* **Your instructions**
Transcribe the lines below verbatim, skipping the images.

==================================================

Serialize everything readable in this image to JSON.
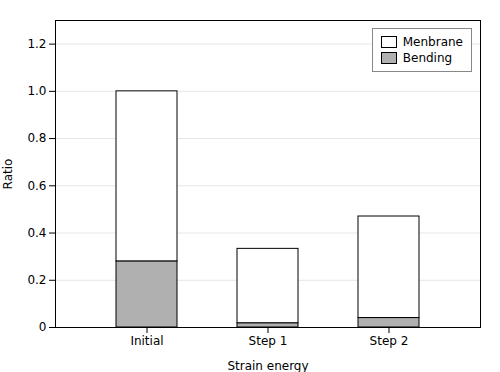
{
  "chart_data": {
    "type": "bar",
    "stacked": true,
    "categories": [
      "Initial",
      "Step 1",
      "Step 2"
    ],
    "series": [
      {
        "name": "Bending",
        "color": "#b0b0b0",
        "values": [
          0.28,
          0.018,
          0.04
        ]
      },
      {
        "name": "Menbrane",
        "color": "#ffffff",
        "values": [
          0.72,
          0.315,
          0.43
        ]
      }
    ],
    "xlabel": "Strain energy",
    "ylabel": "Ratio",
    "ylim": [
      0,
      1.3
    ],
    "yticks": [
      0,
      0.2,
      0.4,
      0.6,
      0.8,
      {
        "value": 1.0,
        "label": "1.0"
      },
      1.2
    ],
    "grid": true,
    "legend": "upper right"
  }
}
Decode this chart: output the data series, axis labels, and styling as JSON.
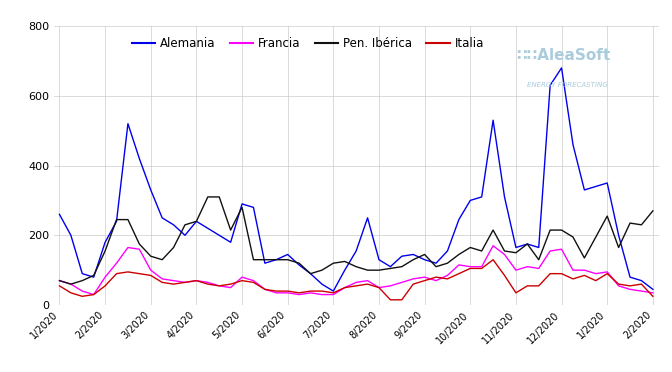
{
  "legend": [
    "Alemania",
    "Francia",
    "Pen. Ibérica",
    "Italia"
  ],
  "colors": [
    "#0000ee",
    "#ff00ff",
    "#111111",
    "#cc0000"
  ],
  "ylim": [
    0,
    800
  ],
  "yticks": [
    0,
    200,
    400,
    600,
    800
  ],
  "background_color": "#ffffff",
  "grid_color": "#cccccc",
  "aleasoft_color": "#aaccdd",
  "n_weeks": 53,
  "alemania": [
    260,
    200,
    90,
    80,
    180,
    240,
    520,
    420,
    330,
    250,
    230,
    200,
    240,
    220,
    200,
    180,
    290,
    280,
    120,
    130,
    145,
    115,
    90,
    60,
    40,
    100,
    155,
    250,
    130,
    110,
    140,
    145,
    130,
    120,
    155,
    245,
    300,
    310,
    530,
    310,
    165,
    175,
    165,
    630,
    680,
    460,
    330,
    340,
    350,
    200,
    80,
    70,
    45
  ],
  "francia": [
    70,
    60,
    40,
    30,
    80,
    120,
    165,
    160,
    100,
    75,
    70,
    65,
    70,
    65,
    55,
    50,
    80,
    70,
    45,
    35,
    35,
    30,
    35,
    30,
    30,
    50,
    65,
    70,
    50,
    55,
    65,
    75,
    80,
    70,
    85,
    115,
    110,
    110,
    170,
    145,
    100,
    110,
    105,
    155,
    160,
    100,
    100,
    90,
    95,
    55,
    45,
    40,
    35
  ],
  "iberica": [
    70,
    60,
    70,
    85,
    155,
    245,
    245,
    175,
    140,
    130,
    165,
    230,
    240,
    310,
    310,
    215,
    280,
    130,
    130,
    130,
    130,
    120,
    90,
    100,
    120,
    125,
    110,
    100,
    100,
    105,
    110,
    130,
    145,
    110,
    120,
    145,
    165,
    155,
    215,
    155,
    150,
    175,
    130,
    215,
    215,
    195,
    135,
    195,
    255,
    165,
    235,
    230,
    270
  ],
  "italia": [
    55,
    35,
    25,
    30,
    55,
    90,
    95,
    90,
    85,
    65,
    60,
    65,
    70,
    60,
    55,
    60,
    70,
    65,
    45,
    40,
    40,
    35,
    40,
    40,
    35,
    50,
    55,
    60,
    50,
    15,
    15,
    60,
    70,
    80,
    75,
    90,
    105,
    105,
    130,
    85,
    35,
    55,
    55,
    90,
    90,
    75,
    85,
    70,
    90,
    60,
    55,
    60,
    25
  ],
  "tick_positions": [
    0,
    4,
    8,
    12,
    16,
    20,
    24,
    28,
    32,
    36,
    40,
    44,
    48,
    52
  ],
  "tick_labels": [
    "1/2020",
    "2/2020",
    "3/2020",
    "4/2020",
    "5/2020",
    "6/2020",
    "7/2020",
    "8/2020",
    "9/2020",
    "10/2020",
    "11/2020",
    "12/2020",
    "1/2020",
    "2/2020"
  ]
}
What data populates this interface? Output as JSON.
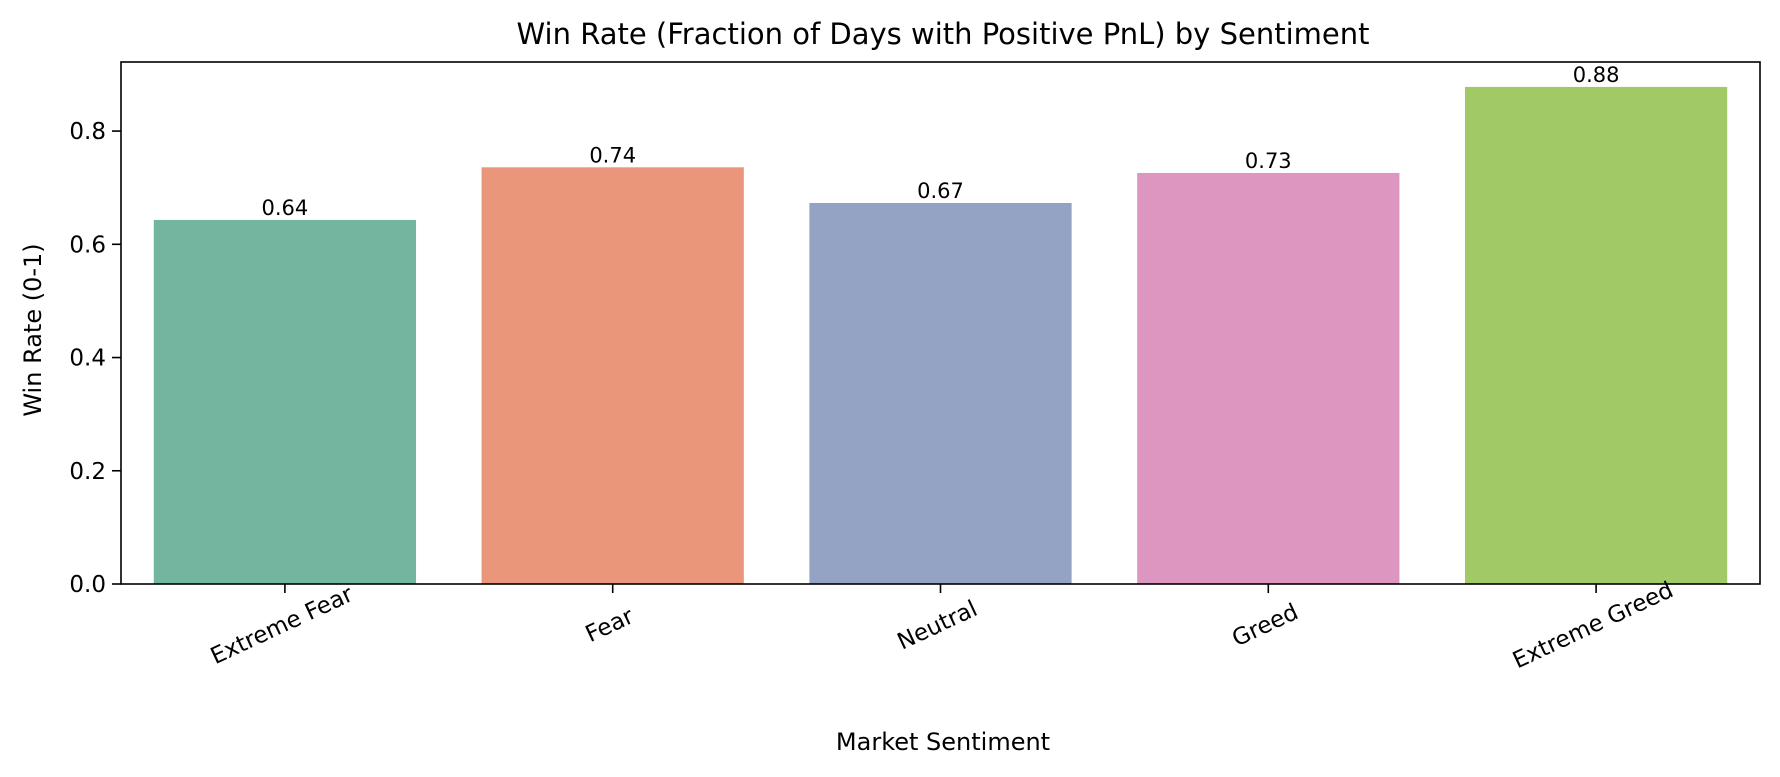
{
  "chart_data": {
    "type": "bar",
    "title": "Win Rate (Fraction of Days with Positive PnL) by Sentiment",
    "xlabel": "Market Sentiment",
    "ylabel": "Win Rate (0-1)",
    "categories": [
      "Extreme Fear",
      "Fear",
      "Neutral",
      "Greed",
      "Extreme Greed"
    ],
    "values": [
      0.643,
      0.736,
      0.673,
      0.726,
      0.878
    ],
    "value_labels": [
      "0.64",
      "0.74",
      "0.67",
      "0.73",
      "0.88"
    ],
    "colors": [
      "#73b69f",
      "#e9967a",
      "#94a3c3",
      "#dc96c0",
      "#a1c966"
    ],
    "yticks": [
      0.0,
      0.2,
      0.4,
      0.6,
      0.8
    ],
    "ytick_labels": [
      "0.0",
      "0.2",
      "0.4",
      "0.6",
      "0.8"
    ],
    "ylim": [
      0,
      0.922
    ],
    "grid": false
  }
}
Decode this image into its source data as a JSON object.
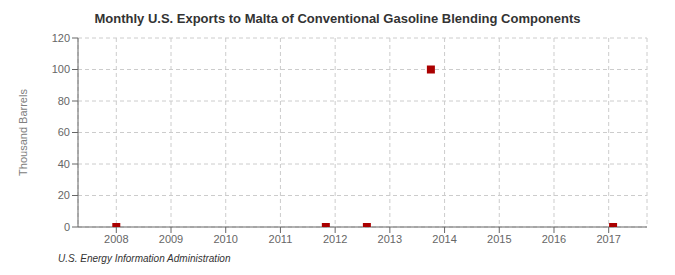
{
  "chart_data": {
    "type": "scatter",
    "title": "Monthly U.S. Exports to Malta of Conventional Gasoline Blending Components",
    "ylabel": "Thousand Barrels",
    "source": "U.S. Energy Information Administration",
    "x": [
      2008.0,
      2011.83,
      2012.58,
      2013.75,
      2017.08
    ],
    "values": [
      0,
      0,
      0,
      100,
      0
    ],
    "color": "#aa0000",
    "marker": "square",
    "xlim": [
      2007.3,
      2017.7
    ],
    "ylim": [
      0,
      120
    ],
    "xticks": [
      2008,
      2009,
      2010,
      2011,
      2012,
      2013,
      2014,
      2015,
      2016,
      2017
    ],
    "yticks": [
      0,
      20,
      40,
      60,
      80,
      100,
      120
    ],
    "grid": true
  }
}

==================================================

* **Solution below**
Serialize everything readable in this image to JSON.
{
  "chart_data": {
    "type": "bar",
    "stacked": true,
    "categories": [
      "Initial",
      "Step 1",
      "Step 2"
    ],
    "series": [
      {
        "name": "Bending",
        "color": "#b0b0b0",
        "values": [
          0.28,
          0.018,
          0.04
        ]
      },
      {
        "name": "Menbrane",
        "color": "#ffffff",
        "values": [
          0.72,
          0.315,
          0.43
        ]
      }
    ],
    "xlabel": "Strain energy",
    "ylabel": "Ratio",
    "ylim": [
      0,
      1.3
    ],
    "yticks": [
      0,
      0.2,
      0.4,
      0.6,
      0.8,
      {
        "value": 1.0,
        "label": "1.0"
      },
      1.2
    ],
    "grid": true,
    "legend": "upper right"
  }
}
Decode this chart: output the data series, axis labels, and styling as JSON.
{
  "legend": [
    "Alemania",
    "Francia",
    "Pen. Ibérica",
    "Italia"
  ],
  "colors": [
    "#0000ee",
    "#ff00ff",
    "#111111",
    "#cc0000"
  ],
  "ylim": [
    0,
    800
  ],
  "yticks": [
    0,
    200,
    400,
    600,
    800
  ],
  "background_color": "#ffffff",
  "grid_color": "#cccccc",
  "aleasoft_color": "#aaccdd",
  "n_weeks": 53,
  "alemania": [
    260,
    200,
    90,
    80,
    180,
    240,
    520,
    420,
    330,
    250,
    230,
    200,
    240,
    220,
    200,
    180,
    290,
    280,
    120,
    130,
    145,
    115,
    90,
    60,
    40,
    100,
    155,
    250,
    130,
    110,
    140,
    145,
    130,
    120,
    155,
    245,
    300,
    310,
    530,
    310,
    165,
    175,
    165,
    630,
    680,
    460,
    330,
    340,
    350,
    200,
    80,
    70,
    45
  ],
  "francia": [
    70,
    60,
    40,
    30,
    80,
    120,
    165,
    160,
    100,
    75,
    70,
    65,
    70,
    65,
    55,
    50,
    80,
    70,
    45,
    35,
    35,
    30,
    35,
    30,
    30,
    50,
    65,
    70,
    50,
    55,
    65,
    75,
    80,
    70,
    85,
    115,
    110,
    110,
    170,
    145,
    100,
    110,
    105,
    155,
    160,
    100,
    100,
    90,
    95,
    55,
    45,
    40,
    35
  ],
  "iberica": [
    70,
    60,
    70,
    85,
    155,
    245,
    245,
    175,
    140,
    130,
    165,
    230,
    240,
    310,
    310,
    215,
    280,
    130,
    130,
    130,
    130,
    120,
    90,
    100,
    120,
    125,
    110,
    100,
    100,
    105,
    110,
    130,
    145,
    110,
    120,
    145,
    165,
    155,
    215,
    155,
    150,
    175,
    130,
    215,
    215,
    195,
    135,
    195,
    255,
    165,
    235,
    230,
    270
  ],
  "italia": [
    55,
    35,
    25,
    30,
    55,
    90,
    95,
    90,
    85,
    65,
    60,
    65,
    70,
    60,
    55,
    60,
    70,
    65,
    45,
    40,
    40,
    35,
    40,
    40,
    35,
    50,
    55,
    60,
    50,
    15,
    15,
    60,
    70,
    80,
    75,
    90,
    105,
    105,
    130,
    85,
    35,
    55,
    55,
    90,
    90,
    75,
    85,
    70,
    90,
    60,
    55,
    60,
    25
  ],
  "tick_positions": [
    0,
    4,
    8,
    12,
    16,
    20,
    24,
    28,
    32,
    36,
    40,
    44,
    48,
    52
  ],
  "tick_labels": [
    "1/2020",
    "2/2020",
    "3/2020",
    "4/2020",
    "5/2020",
    "6/2020",
    "7/2020",
    "8/2020",
    "9/2020",
    "10/2020",
    "11/2020",
    "12/2020",
    "1/2020",
    "2/2020"
  ]
}
What data populates this interface? Output as JSON.
{
  "chart_data": {
    "type": "bar",
    "title": "Win Rate (Fraction of Days with Positive PnL) by Sentiment",
    "xlabel": "Market Sentiment",
    "ylabel": "Win Rate (0-1)",
    "categories": [
      "Extreme Fear",
      "Fear",
      "Neutral",
      "Greed",
      "Extreme Greed"
    ],
    "values": [
      0.643,
      0.736,
      0.673,
      0.726,
      0.878
    ],
    "value_labels": [
      "0.64",
      "0.74",
      "0.67",
      "0.73",
      "0.88"
    ],
    "colors": [
      "#73b69f",
      "#e9967a",
      "#94a3c3",
      "#dc96c0",
      "#a1c966"
    ],
    "yticks": [
      0.0,
      0.2,
      0.4,
      0.6,
      0.8
    ],
    "ytick_labels": [
      "0.0",
      "0.2",
      "0.4",
      "0.6",
      "0.8"
    ],
    "ylim": [
      0,
      0.922
    ],
    "grid": false
  }
}
Decode this image into its source data as a JSON object.
{
  "chart_data": {
    "type": "scatter",
    "title": "Monthly U.S. Exports to Malta of Conventional Gasoline Blending Components",
    "ylabel": "Thousand Barrels",
    "source": "U.S. Energy Information Administration",
    "x": [
      2008.0,
      2011.83,
      2012.58,
      2013.75,
      2017.08
    ],
    "values": [
      0,
      0,
      0,
      100,
      0
    ],
    "color": "#aa0000",
    "marker": "square",
    "xlim": [
      2007.3,
      2017.7
    ],
    "ylim": [
      0,
      120
    ],
    "xticks": [
      2008,
      2009,
      2010,
      2011,
      2012,
      2013,
      2014,
      2015,
      2016,
      2017
    ],
    "yticks": [
      0,
      20,
      40,
      60,
      80,
      100,
      120
    ],
    "grid": true
  }
}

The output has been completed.